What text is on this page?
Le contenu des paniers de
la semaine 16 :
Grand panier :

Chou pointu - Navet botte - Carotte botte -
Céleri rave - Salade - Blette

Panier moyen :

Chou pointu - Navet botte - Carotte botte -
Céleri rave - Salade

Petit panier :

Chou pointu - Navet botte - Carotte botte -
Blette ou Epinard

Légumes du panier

* Task instructions: The whole listing above needs to be written out again exactly.

* Result of this task:
What text is on this page?
Le contenu des paniers de
la semaine 16 :
Grand panier :

Chou pointu - Navet botte - Carotte botte -
Céleri rave - Salade - Blette

Panier moyen :

Chou pointu - Navet botte - Carotte botte -
Céleri rave - Salade

Petit panier :

Chou pointu - Navet botte - Carotte botte -
Blette ou Epinard

Légumes du panier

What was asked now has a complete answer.